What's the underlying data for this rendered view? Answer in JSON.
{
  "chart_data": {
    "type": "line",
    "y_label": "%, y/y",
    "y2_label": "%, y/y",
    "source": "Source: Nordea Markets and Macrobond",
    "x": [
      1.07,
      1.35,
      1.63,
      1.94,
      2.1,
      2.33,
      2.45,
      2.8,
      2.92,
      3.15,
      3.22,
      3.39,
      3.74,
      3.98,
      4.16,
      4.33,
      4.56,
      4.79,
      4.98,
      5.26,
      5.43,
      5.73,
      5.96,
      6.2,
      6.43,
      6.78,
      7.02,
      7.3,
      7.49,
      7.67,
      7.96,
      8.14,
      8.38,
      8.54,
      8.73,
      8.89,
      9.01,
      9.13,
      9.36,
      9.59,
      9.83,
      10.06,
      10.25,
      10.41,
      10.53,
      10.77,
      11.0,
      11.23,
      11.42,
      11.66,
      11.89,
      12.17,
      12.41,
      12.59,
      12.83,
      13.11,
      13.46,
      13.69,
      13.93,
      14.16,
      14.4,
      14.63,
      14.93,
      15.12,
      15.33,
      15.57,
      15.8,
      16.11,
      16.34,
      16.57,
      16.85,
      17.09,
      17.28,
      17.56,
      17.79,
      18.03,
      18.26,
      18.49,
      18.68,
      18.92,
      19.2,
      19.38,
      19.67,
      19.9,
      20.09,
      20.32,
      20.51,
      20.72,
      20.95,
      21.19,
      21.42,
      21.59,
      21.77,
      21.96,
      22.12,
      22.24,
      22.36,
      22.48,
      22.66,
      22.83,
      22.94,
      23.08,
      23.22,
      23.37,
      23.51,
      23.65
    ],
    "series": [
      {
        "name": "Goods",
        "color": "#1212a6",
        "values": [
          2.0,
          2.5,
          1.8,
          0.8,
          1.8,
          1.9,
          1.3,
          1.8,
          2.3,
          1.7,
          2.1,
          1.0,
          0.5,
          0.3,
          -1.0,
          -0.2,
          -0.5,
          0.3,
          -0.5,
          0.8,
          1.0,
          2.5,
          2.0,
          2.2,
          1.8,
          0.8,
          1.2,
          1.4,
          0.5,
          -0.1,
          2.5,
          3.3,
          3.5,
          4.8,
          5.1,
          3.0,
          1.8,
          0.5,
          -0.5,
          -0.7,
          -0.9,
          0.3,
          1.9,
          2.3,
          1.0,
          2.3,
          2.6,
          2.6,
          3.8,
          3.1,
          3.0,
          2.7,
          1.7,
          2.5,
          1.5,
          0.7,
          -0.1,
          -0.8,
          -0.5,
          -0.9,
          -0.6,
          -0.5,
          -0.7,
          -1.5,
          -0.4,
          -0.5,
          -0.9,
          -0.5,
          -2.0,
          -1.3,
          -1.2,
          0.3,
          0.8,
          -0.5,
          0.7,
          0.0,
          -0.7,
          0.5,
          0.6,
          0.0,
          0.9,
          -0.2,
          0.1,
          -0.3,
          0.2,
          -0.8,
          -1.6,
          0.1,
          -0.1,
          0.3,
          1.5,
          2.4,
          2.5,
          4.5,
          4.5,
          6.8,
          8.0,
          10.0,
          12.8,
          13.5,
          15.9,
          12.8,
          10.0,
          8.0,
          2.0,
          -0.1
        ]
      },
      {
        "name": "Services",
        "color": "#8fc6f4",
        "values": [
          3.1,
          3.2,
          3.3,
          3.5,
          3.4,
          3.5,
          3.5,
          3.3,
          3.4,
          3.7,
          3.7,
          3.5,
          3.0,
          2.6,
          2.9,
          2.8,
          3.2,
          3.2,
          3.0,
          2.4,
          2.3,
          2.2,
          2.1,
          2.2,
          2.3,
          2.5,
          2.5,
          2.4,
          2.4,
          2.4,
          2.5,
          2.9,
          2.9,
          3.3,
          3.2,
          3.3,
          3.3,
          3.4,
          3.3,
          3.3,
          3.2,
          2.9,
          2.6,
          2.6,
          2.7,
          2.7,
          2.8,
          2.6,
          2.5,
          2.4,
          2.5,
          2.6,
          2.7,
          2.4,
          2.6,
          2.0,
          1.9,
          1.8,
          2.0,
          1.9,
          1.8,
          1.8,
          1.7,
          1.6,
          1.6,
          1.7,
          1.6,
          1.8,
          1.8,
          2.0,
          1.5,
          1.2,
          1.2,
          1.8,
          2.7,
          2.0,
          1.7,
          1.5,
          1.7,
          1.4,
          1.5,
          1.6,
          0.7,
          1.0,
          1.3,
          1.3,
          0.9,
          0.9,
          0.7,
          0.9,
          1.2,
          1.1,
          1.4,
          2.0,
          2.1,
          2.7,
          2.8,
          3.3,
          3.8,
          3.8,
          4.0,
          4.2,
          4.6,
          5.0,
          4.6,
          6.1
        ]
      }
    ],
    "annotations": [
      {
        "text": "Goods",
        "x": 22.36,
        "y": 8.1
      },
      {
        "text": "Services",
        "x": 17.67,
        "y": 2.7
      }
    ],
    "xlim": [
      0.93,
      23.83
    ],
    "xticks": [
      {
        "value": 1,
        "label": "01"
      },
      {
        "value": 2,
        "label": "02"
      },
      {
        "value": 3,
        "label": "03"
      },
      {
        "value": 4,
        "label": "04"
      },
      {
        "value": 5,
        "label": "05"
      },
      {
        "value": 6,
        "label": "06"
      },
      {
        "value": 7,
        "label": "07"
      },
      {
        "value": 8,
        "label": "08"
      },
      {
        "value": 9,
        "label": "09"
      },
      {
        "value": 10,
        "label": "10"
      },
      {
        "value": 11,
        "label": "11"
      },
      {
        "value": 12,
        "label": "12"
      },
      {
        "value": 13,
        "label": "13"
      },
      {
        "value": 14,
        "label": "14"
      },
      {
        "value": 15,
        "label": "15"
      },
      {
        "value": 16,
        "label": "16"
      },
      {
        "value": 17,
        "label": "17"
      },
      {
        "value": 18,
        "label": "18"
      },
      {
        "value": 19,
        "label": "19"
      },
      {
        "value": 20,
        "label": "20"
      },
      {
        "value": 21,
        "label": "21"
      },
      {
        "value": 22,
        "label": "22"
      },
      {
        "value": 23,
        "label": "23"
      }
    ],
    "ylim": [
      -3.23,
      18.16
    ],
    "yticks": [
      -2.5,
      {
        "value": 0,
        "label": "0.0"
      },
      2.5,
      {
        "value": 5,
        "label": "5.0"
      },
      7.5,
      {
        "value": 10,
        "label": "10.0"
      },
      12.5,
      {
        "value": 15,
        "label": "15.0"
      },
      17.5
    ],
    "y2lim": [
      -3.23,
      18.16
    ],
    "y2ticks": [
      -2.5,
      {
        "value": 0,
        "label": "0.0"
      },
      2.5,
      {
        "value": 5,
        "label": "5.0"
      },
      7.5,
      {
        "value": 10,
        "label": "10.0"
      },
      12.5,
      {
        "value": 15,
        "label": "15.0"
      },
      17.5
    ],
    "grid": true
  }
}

• • •

SET PROBLEM ->
Reproduce the entries above in full, verbatim.

RESPONSE TO THE TASK ->
What's the underlying data for this rendered view? Answer in JSON.
{
  "chart_data": {
    "type": "line",
    "y_label": "%, y/y",
    "y2_label": "%, y/y",
    "source": "Source: Nordea Markets and Macrobond",
    "x": [
      1.07,
      1.35,
      1.63,
      1.94,
      2.1,
      2.33,
      2.45,
      2.8,
      2.92,
      3.15,
      3.22,
      3.39,
      3.74,
      3.98,
      4.16,
      4.33,
      4.56,
      4.79,
      4.98,
      5.26,
      5.43,
      5.73,
      5.96,
      6.2,
      6.43,
      6.78,
      7.02,
      7.3,
      7.49,
      7.67,
      7.96,
      8.14,
      8.38,
      8.54,
      8.73,
      8.89,
      9.01,
      9.13,
      9.36,
      9.59,
      9.83,
      10.06,
      10.25,
      10.41,
      10.53,
      10.77,
      11.0,
      11.23,
      11.42,
      11.66,
      11.89,
      12.17,
      12.41,
      12.59,
      12.83,
      13.11,
      13.46,
      13.69,
      13.93,
      14.16,
      14.4,
      14.63,
      14.93,
      15.12,
      15.33,
      15.57,
      15.8,
      16.11,
      16.34,
      16.57,
      16.85,
      17.09,
      17.28,
      17.56,
      17.79,
      18.03,
      18.26,
      18.49,
      18.68,
      18.92,
      19.2,
      19.38,
      19.67,
      19.9,
      20.09,
      20.32,
      20.51,
      20.72,
      20.95,
      21.19,
      21.42,
      21.59,
      21.77,
      21.96,
      22.12,
      22.24,
      22.36,
      22.48,
      22.66,
      22.83,
      22.94,
      23.08,
      23.22,
      23.37,
      23.51,
      23.65
    ],
    "series": [
      {
        "name": "Goods",
        "color": "#1212a6",
        "values": [
          2.0,
          2.5,
          1.8,
          0.8,
          1.8,
          1.9,
          1.3,
          1.8,
          2.3,
          1.7,
          2.1,
          1.0,
          0.5,
          0.3,
          -1.0,
          -0.2,
          -0.5,
          0.3,
          -0.5,
          0.8,
          1.0,
          2.5,
          2.0,
          2.2,
          1.8,
          0.8,
          1.2,
          1.4,
          0.5,
          -0.1,
          2.5,
          3.3,
          3.5,
          4.8,
          5.1,
          3.0,
          1.8,
          0.5,
          -0.5,
          -0.7,
          -0.9,
          0.3,
          1.9,
          2.3,
          1.0,
          2.3,
          2.6,
          2.6,
          3.8,
          3.1,
          3.0,
          2.7,
          1.7,
          2.5,
          1.5,
          0.7,
          -0.1,
          -0.8,
          -0.5,
          -0.9,
          -0.6,
          -0.5,
          -0.7,
          -1.5,
          -0.4,
          -0.5,
          -0.9,
          -0.5,
          -2.0,
          -1.3,
          -1.2,
          0.3,
          0.8,
          -0.5,
          0.7,
          0.0,
          -0.7,
          0.5,
          0.6,
          0.0,
          0.9,
          -0.2,
          0.1,
          -0.3,
          0.2,
          -0.8,
          -1.6,
          0.1,
          -0.1,
          0.3,
          1.5,
          2.4,
          2.5,
          4.5,
          4.5,
          6.8,
          8.0,
          10.0,
          12.8,
          13.5,
          15.9,
          12.8,
          10.0,
          8.0,
          2.0,
          -0.1
        ]
      },
      {
        "name": "Services",
        "color": "#8fc6f4",
        "values": [
          3.1,
          3.2,
          3.3,
          3.5,
          3.4,
          3.5,
          3.5,
          3.3,
          3.4,
          3.7,
          3.7,
          3.5,
          3.0,
          2.6,
          2.9,
          2.8,
          3.2,
          3.2,
          3.0,
          2.4,
          2.3,
          2.2,
          2.1,
          2.2,
          2.3,
          2.5,
          2.5,
          2.4,
          2.4,
          2.4,
          2.5,
          2.9,
          2.9,
          3.3,
          3.2,
          3.3,
          3.3,
          3.4,
          3.3,
          3.3,
          3.2,
          2.9,
          2.6,
          2.6,
          2.7,
          2.7,
          2.8,
          2.6,
          2.5,
          2.4,
          2.5,
          2.6,
          2.7,
          2.4,
          2.6,
          2.0,
          1.9,
          1.8,
          2.0,
          1.9,
          1.8,
          1.8,
          1.7,
          1.6,
          1.6,
          1.7,
          1.6,
          1.8,
          1.8,
          2.0,
          1.5,
          1.2,
          1.2,
          1.8,
          2.7,
          2.0,
          1.7,
          1.5,
          1.7,
          1.4,
          1.5,
          1.6,
          0.7,
          1.0,
          1.3,
          1.3,
          0.9,
          0.9,
          0.7,
          0.9,
          1.2,
          1.1,
          1.4,
          2.0,
          2.1,
          2.7,
          2.8,
          3.3,
          3.8,
          3.8,
          4.0,
          4.2,
          4.6,
          5.0,
          4.6,
          6.1
        ]
      }
    ],
    "annotations": [
      {
        "text": "Goods",
        "x": 22.36,
        "y": 8.1
      },
      {
        "text": "Services",
        "x": 17.67,
        "y": 2.7
      }
    ],
    "xlim": [
      0.93,
      23.83
    ],
    "xticks": [
      {
        "value": 1,
        "label": "01"
      },
      {
        "value": 2,
        "label": "02"
      },
      {
        "value": 3,
        "label": "03"
      },
      {
        "value": 4,
        "label": "04"
      },
      {
        "value": 5,
        "label": "05"
      },
      {
        "value": 6,
        "label": "06"
      },
      {
        "value": 7,
        "label": "07"
      },
      {
        "value": 8,
        "label": "08"
      },
      {
        "value": 9,
        "label": "09"
      },
      {
        "value": 10,
        "label": "10"
      },
      {
        "value": 11,
        "label": "11"
      },
      {
        "value": 12,
        "label": "12"
      },
      {
        "value": 13,
        "label": "13"
      },
      {
        "value": 14,
        "label": "14"
      },
      {
        "value": 15,
        "label": "15"
      },
      {
        "value": 16,
        "label": "16"
      },
      {
        "value": 17,
        "label": "17"
      },
      {
        "value": 18,
        "label": "18"
      },
      {
        "value": 19,
        "label": "19"
      },
      {
        "value": 20,
        "label": "20"
      },
      {
        "value": 21,
        "label": "21"
      },
      {
        "value": 22,
        "label": "22"
      },
      {
        "value": 23,
        "label": "23"
      }
    ],
    "ylim": [
      -3.23,
      18.16
    ],
    "yticks": [
      -2.5,
      {
        "value": 0,
        "label": "0.0"
      },
      2.5,
      {
        "value": 5,
        "label": "5.0"
      },
      7.5,
      {
        "value": 10,
        "label": "10.0"
      },
      12.5,
      {
        "value": 15,
        "label": "15.0"
      },
      17.5
    ],
    "y2lim": [
      -3.23,
      18.16
    ],
    "y2ticks": [
      -2.5,
      {
        "value": 0,
        "label": "0.0"
      },
      2.5,
      {
        "value": 5,
        "label": "5.0"
      },
      7.5,
      {
        "value": 10,
        "label": "10.0"
      },
      12.5,
      {
        "value": 15,
        "label": "15.0"
      },
      17.5
    ],
    "grid": true
  }
}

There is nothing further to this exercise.